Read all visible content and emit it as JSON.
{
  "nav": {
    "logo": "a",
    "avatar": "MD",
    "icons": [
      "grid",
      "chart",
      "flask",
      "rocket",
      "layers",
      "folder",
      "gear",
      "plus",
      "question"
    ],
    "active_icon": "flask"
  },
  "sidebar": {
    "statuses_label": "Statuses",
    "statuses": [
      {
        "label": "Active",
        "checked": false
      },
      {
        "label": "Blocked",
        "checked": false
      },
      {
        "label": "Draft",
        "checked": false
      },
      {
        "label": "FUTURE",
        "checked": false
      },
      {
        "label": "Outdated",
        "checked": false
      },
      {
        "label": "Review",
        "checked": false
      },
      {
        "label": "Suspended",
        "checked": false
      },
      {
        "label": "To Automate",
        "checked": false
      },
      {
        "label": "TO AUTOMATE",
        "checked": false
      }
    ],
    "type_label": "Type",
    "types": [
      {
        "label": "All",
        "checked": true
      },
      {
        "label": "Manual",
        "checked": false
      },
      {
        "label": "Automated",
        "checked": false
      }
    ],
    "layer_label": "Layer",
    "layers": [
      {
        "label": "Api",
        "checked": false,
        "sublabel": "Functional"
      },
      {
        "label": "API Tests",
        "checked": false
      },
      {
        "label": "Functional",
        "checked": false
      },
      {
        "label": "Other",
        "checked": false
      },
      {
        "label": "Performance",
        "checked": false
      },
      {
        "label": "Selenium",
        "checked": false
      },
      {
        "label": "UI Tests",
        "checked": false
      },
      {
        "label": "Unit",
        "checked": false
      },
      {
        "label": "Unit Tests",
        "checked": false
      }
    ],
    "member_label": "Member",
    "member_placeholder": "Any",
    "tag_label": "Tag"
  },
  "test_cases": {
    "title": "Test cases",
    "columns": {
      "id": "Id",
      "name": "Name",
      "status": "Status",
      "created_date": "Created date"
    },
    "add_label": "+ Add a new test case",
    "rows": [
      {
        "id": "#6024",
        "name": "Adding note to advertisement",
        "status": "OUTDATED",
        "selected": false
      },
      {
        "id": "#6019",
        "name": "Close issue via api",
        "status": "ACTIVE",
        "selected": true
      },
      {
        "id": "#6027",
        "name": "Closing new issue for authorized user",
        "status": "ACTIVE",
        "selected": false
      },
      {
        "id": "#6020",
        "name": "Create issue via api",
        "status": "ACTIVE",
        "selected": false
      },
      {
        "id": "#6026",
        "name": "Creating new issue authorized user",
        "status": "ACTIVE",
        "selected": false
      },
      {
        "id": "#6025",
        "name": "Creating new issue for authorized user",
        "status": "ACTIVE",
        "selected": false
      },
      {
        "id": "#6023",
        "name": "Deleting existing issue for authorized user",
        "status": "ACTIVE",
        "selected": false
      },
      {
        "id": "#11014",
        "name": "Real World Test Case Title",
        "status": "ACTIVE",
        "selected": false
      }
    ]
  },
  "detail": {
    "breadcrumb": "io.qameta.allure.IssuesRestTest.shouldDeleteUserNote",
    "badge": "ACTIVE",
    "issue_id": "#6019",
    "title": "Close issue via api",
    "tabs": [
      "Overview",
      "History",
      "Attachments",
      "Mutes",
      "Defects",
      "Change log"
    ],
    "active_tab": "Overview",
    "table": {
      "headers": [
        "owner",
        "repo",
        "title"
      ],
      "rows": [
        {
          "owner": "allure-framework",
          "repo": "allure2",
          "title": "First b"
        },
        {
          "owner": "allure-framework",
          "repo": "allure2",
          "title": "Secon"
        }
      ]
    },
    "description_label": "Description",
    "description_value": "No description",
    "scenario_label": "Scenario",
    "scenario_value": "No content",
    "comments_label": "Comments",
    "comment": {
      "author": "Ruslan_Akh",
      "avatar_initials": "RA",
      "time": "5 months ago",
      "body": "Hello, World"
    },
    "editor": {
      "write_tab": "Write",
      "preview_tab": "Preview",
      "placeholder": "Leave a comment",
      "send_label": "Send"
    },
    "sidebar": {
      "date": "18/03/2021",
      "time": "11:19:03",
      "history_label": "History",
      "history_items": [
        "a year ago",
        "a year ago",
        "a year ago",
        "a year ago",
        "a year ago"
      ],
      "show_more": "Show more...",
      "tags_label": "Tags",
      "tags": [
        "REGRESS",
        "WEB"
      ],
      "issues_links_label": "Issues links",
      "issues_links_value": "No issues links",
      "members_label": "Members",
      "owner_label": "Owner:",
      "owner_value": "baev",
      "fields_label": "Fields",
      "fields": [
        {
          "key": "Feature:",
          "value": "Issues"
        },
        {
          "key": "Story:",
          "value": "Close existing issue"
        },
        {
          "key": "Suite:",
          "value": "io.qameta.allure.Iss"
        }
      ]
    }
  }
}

◇ ◇ ◇ ◇ ◇ ◇ ◇

What is being asked =
From the entries above, copy every line where the word "Functional" shows up.

Expected answer =
        "sublabel": "Functional"
        "label": "Functional",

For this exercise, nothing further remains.